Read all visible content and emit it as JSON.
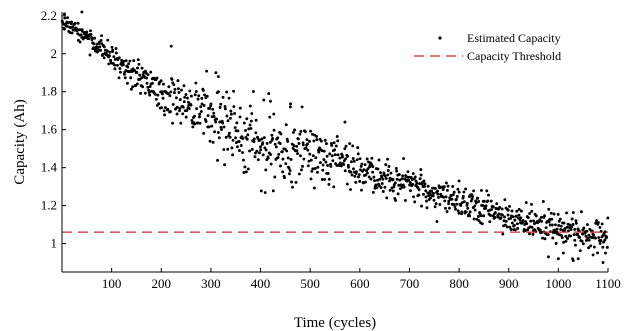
{
  "chart_data": {
    "type": "scatter",
    "xlabel": "Time (cycles)",
    "ylabel": "Capacity (Ah)",
    "xlim": [
      0,
      1100
    ],
    "ylim": [
      0.85,
      2.22
    ],
    "x_ticks": [
      100,
      200,
      300,
      400,
      500,
      600,
      700,
      800,
      900,
      1000,
      1100
    ],
    "y_ticks": [
      1,
      1.2,
      1.4,
      1.6,
      1.8,
      2,
      2.2
    ],
    "grid": false,
    "legend_position": "top-right",
    "scatter_series": {
      "name": "Estimated Capacity",
      "color": "#000000",
      "marker": "dot",
      "count": 1100,
      "trend_points": [
        {
          "x": 0,
          "y": 2.18
        },
        {
          "x": 50,
          "y": 2.09
        },
        {
          "x": 100,
          "y": 1.98
        },
        {
          "x": 150,
          "y": 1.88
        },
        {
          "x": 200,
          "y": 1.8
        },
        {
          "x": 250,
          "y": 1.73
        },
        {
          "x": 300,
          "y": 1.66
        },
        {
          "x": 350,
          "y": 1.6
        },
        {
          "x": 400,
          "y": 1.53
        },
        {
          "x": 450,
          "y": 1.5
        },
        {
          "x": 500,
          "y": 1.47
        },
        {
          "x": 550,
          "y": 1.43
        },
        {
          "x": 600,
          "y": 1.39
        },
        {
          "x": 650,
          "y": 1.36
        },
        {
          "x": 700,
          "y": 1.32
        },
        {
          "x": 750,
          "y": 1.26
        },
        {
          "x": 800,
          "y": 1.21
        },
        {
          "x": 850,
          "y": 1.18
        },
        {
          "x": 900,
          "y": 1.15
        },
        {
          "x": 950,
          "y": 1.11
        },
        {
          "x": 1000,
          "y": 1.08
        },
        {
          "x": 1050,
          "y": 1.05
        },
        {
          "x": 1100,
          "y": 1.04
        }
      ],
      "scatter_spread": [
        {
          "x": 0,
          "sd": 0.02
        },
        {
          "x": 100,
          "sd": 0.03
        },
        {
          "x": 200,
          "sd": 0.06
        },
        {
          "x": 300,
          "sd": 0.09
        },
        {
          "x": 400,
          "sd": 0.1
        },
        {
          "x": 500,
          "sd": 0.09
        },
        {
          "x": 600,
          "sd": 0.06
        },
        {
          "x": 700,
          "sd": 0.045
        },
        {
          "x": 800,
          "sd": 0.04
        },
        {
          "x": 900,
          "sd": 0.04
        },
        {
          "x": 1000,
          "sd": 0.045
        },
        {
          "x": 1100,
          "sd": 0.04
        }
      ],
      "notable_points": [
        {
          "x": 5,
          "y": 2.21
        },
        {
          "x": 40,
          "y": 2.22
        },
        {
          "x": 220,
          "y": 2.04
        },
        {
          "x": 310,
          "y": 1.9
        },
        {
          "x": 315,
          "y": 1.88
        },
        {
          "x": 420,
          "y": 1.75
        },
        {
          "x": 460,
          "y": 1.72
        },
        {
          "x": 570,
          "y": 1.64
        },
        {
          "x": 800,
          "y": 1.33
        },
        {
          "x": 845,
          "y": 1.28
        },
        {
          "x": 980,
          "y": 0.93
        },
        {
          "x": 1000,
          "y": 0.92
        },
        {
          "x": 1010,
          "y": 0.95
        },
        {
          "x": 1030,
          "y": 0.91
        },
        {
          "x": 1040,
          "y": 0.92
        },
        {
          "x": 1070,
          "y": 0.94
        },
        {
          "x": 1090,
          "y": 0.9
        },
        {
          "x": 1095,
          "y": 0.95
        }
      ]
    },
    "threshold_series": {
      "name": "Capacity Threshold",
      "value": 1.06,
      "color": "#d62728",
      "style": "dashed"
    }
  }
}
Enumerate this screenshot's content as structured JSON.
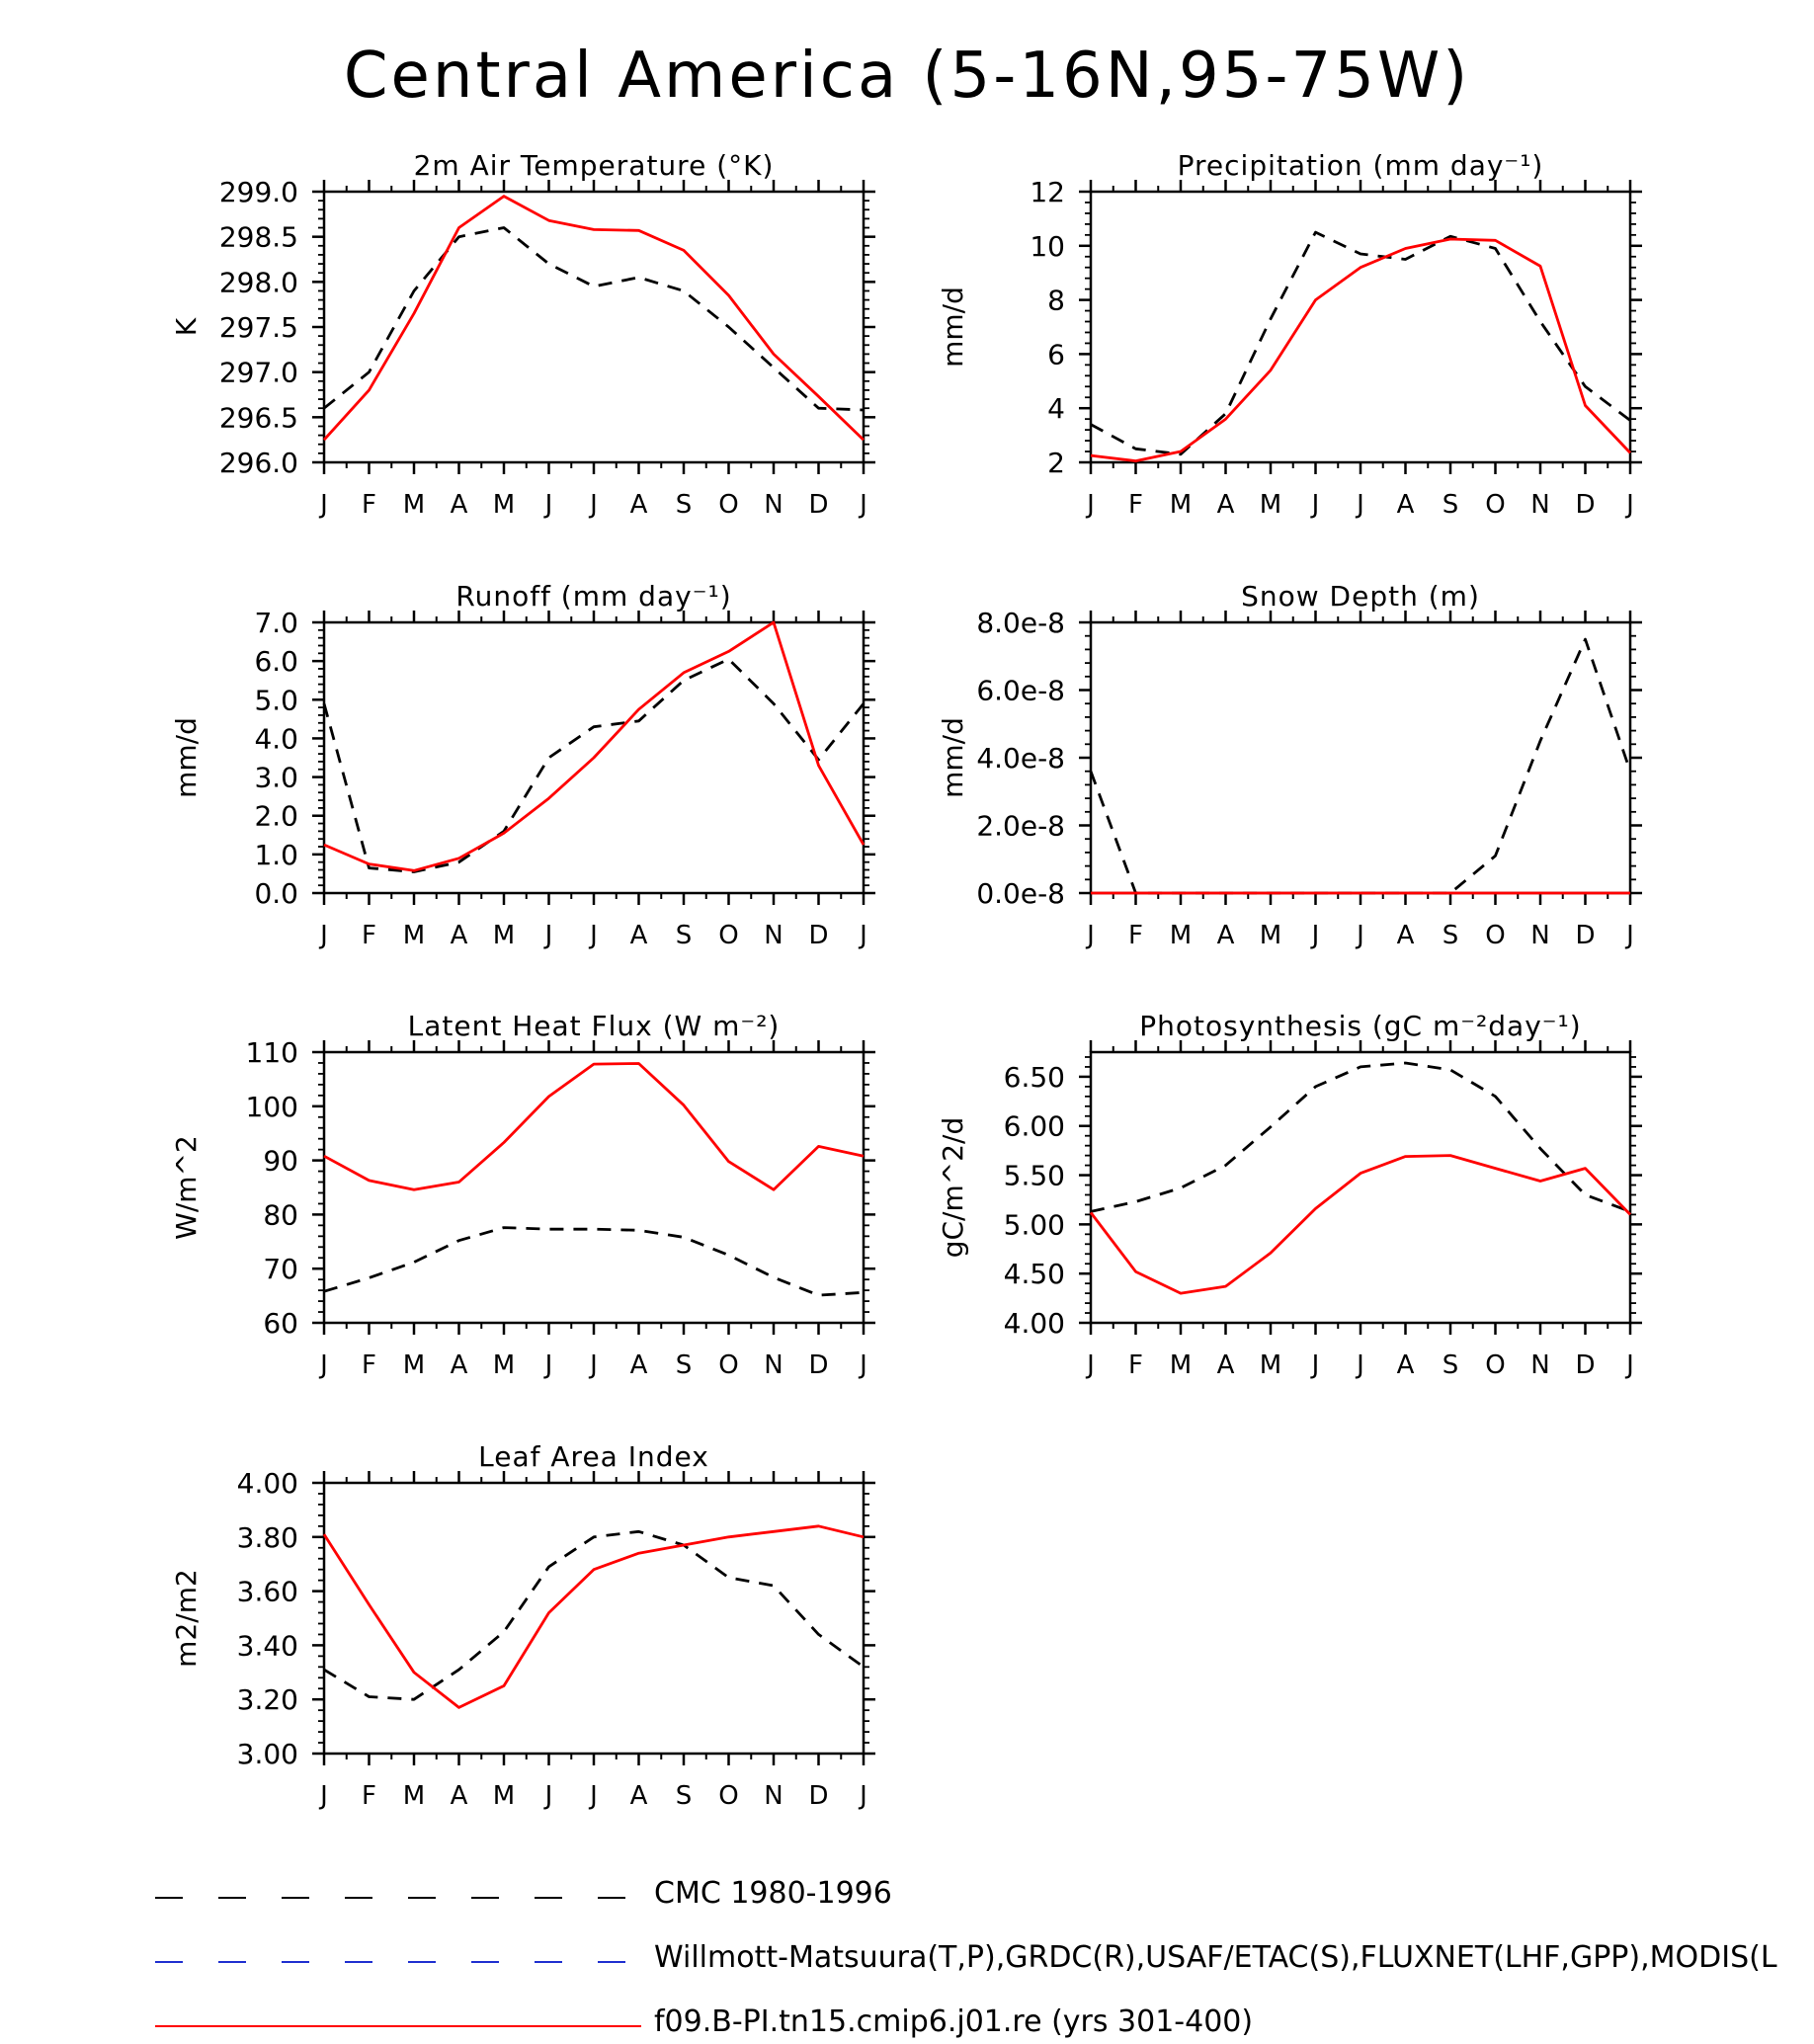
{
  "title": "Central America (5-16N,95-75W)",
  "months": [
    "J",
    "F",
    "M",
    "A",
    "M",
    "J",
    "J",
    "A",
    "S",
    "O",
    "N",
    "D",
    "J"
  ],
  "legend": [
    {
      "label": "CMC 1980-1996",
      "color": "#000000",
      "dashed": true
    },
    {
      "label": "Willmott-Matsuura(T,P),GRDC(R),USAF/ETAC(S),FLUXNET(LHF,GPP),MODIS(L",
      "color": "#1f2fd0",
      "dashed": true
    },
    {
      "label": "f09.B-PI.tn15.cmip6.j01.re (yrs 301-400)",
      "color": "#ff0000",
      "dashed": false
    }
  ],
  "chart_data": [
    {
      "type": "line",
      "title": "2m Air Temperature (°K)",
      "ylabel": "K",
      "ylim": [
        296.0,
        299.0
      ],
      "yticks": [
        "296.0",
        "296.5",
        "297.0",
        "297.5",
        "298.0",
        "298.5",
        "299.0"
      ],
      "x": [
        "J",
        "F",
        "M",
        "A",
        "M",
        "J",
        "J",
        "A",
        "S",
        "O",
        "N",
        "D",
        "J"
      ],
      "series": [
        {
          "name": "CMC 1980-1996",
          "color": "#000000",
          "dashed": true,
          "values": [
            296.6,
            297.0,
            297.9,
            298.5,
            298.6,
            298.2,
            297.95,
            298.05,
            297.9,
            297.5,
            297.05,
            296.6,
            296.58
          ]
        },
        {
          "name": "f09.B-PI.tn15.cmip6.j01.re (yrs 301-400)",
          "color": "#ff0000",
          "dashed": false,
          "values": [
            296.25,
            296.8,
            297.65,
            298.6,
            298.95,
            298.68,
            298.58,
            298.57,
            298.35,
            297.85,
            297.2,
            296.73,
            296.25
          ]
        }
      ]
    },
    {
      "type": "line",
      "title": "Precipitation (mm day⁻¹)",
      "ylabel": "mm/d",
      "ylim": [
        2,
        12
      ],
      "yticks": [
        "2",
        "4",
        "6",
        "8",
        "10",
        "12"
      ],
      "x": [
        "J",
        "F",
        "M",
        "A",
        "M",
        "J",
        "J",
        "A",
        "S",
        "O",
        "N",
        "D",
        "J"
      ],
      "series": [
        {
          "name": "CMC 1980-1996",
          "color": "#000000",
          "dashed": true,
          "values": [
            3.4,
            2.5,
            2.3,
            3.8,
            7.3,
            10.5,
            9.7,
            9.5,
            10.35,
            9.9,
            7.2,
            4.8,
            3.55
          ]
        },
        {
          "name": "f09.B-PI.tn15.cmip6.j01.re (yrs 301-400)",
          "color": "#ff0000",
          "dashed": false,
          "values": [
            2.25,
            2.05,
            2.4,
            3.6,
            5.4,
            8.0,
            9.2,
            9.9,
            10.25,
            10.2,
            9.25,
            4.1,
            2.35
          ]
        }
      ]
    },
    {
      "type": "line",
      "title": "Runoff (mm day⁻¹)",
      "ylabel": "mm/d",
      "ylim": [
        0,
        7
      ],
      "yticks": [
        "0.0",
        "1.0",
        "2.0",
        "3.0",
        "4.0",
        "5.0",
        "6.0",
        "7.0"
      ],
      "x": [
        "J",
        "F",
        "M",
        "A",
        "M",
        "J",
        "J",
        "A",
        "S",
        "O",
        "N",
        "D",
        "J"
      ],
      "series": [
        {
          "name": "CMC 1980-1996",
          "color": "#000000",
          "dashed": true,
          "values": [
            4.9,
            0.65,
            0.55,
            0.8,
            1.6,
            3.5,
            4.3,
            4.45,
            5.5,
            6.05,
            4.9,
            3.45,
            4.9
          ]
        },
        {
          "name": "f09.B-PI.tn15.cmip6.j01.re (yrs 301-400)",
          "color": "#ff0000",
          "dashed": false,
          "values": [
            1.25,
            0.75,
            0.58,
            0.9,
            1.55,
            2.45,
            3.5,
            4.75,
            5.7,
            6.25,
            7.0,
            3.3,
            1.25
          ]
        }
      ]
    },
    {
      "type": "line",
      "title": "Snow Depth (m)",
      "ylabel": "mm/d",
      "ylim": [
        0,
        8e-08
      ],
      "yticks": [
        "0.0e-8",
        "2.0e-8",
        "4.0e-8",
        "6.0e-8",
        "8.0e-8"
      ],
      "x": [
        "J",
        "F",
        "M",
        "A",
        "M",
        "J",
        "J",
        "A",
        "S",
        "O",
        "N",
        "D",
        "J"
      ],
      "series": [
        {
          "name": "CMC 1980-1996",
          "color": "#000000",
          "dashed": true,
          "values": [
            3.6e-08,
            0,
            0,
            0,
            0,
            0,
            0,
            0,
            0,
            1.1e-08,
            4.5e-08,
            7.5e-08,
            3.6e-08
          ]
        },
        {
          "name": "f09.B-PI.tn15.cmip6.j01.re (yrs 301-400)",
          "color": "#ff0000",
          "dashed": false,
          "values": [
            0,
            0,
            0,
            0,
            0,
            0,
            0,
            0,
            0,
            0,
            0,
            0,
            0
          ]
        }
      ]
    },
    {
      "type": "line",
      "title": "Latent Heat Flux (W m⁻²)",
      "ylabel": "W/m^2",
      "ylim": [
        60,
        110
      ],
      "yticks": [
        "60",
        "70",
        "80",
        "90",
        "100",
        "110"
      ],
      "x": [
        "J",
        "F",
        "M",
        "A",
        "M",
        "J",
        "J",
        "A",
        "S",
        "O",
        "N",
        "D",
        "J"
      ],
      "series": [
        {
          "name": "CMC 1980-1996",
          "color": "#000000",
          "dashed": true,
          "values": [
            65.8,
            68.3,
            71.2,
            75.2,
            77.6,
            77.3,
            77.3,
            77.1,
            75.8,
            72.5,
            68.4,
            65.1,
            65.6
          ]
        },
        {
          "name": "f09.B-PI.tn15.cmip6.j01.re (yrs 301-400)",
          "color": "#ff0000",
          "dashed": false,
          "values": [
            90.8,
            86.3,
            84.6,
            86.0,
            93.3,
            101.8,
            107.8,
            107.9,
            100.2,
            89.8,
            84.6,
            92.6,
            90.8
          ]
        }
      ]
    },
    {
      "type": "line",
      "title": "Photosynthesis (gC m⁻²day⁻¹)",
      "ylabel": "gC/m^2/d",
      "ylim": [
        4.0,
        6.75
      ],
      "yticks": [
        "4.00",
        "4.50",
        "5.00",
        "5.50",
        "6.00",
        "6.50"
      ],
      "x": [
        "J",
        "F",
        "M",
        "A",
        "M",
        "J",
        "J",
        "A",
        "S",
        "O",
        "N",
        "D",
        "J"
      ],
      "series": [
        {
          "name": "CMC 1980-1996",
          "color": "#000000",
          "dashed": true,
          "values": [
            5.13,
            5.23,
            5.37,
            5.6,
            5.99,
            6.4,
            6.6,
            6.64,
            6.57,
            6.3,
            5.77,
            5.3,
            5.13
          ]
        },
        {
          "name": "f09.B-PI.tn15.cmip6.j01.re (yrs 301-400)",
          "color": "#ff0000",
          "dashed": false,
          "values": [
            5.12,
            4.52,
            4.3,
            4.37,
            4.71,
            5.16,
            5.52,
            5.69,
            5.7,
            5.57,
            5.44,
            5.57,
            5.1
          ]
        }
      ]
    },
    {
      "type": "line",
      "title": "Leaf Area Index",
      "ylabel": "m2/m2",
      "ylim": [
        3.0,
        4.0
      ],
      "yticks": [
        "3.00",
        "3.20",
        "3.40",
        "3.60",
        "3.80",
        "4.00"
      ],
      "x": [
        "J",
        "F",
        "M",
        "A",
        "M",
        "J",
        "J",
        "A",
        "S",
        "O",
        "N",
        "D",
        "J"
      ],
      "series": [
        {
          "name": "CMC 1980-1996",
          "color": "#000000",
          "dashed": true,
          "values": [
            3.31,
            3.21,
            3.2,
            3.31,
            3.45,
            3.69,
            3.8,
            3.82,
            3.77,
            3.65,
            3.62,
            3.44,
            3.32
          ]
        },
        {
          "name": "f09.B-PI.tn15.cmip6.j01.re (yrs 301-400)",
          "color": "#ff0000",
          "dashed": false,
          "values": [
            3.81,
            3.55,
            3.3,
            3.17,
            3.25,
            3.52,
            3.68,
            3.74,
            3.77,
            3.8,
            3.82,
            3.84,
            3.8
          ]
        }
      ]
    }
  ]
}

_Stated task_
Every line that holds the word "ylabel" should be extracted.

_The answer_
    "ylabel": "Capacity (Ah)",
      "ylabel": "K",
      "ylabel": "mm/d",
      "ylabel": "mm/d",
      "ylabel": "mm/d",
      "ylabel": "W/m^2",
      "ylabel": "gC/m^2/d",
      "ylabel": "m2/m2",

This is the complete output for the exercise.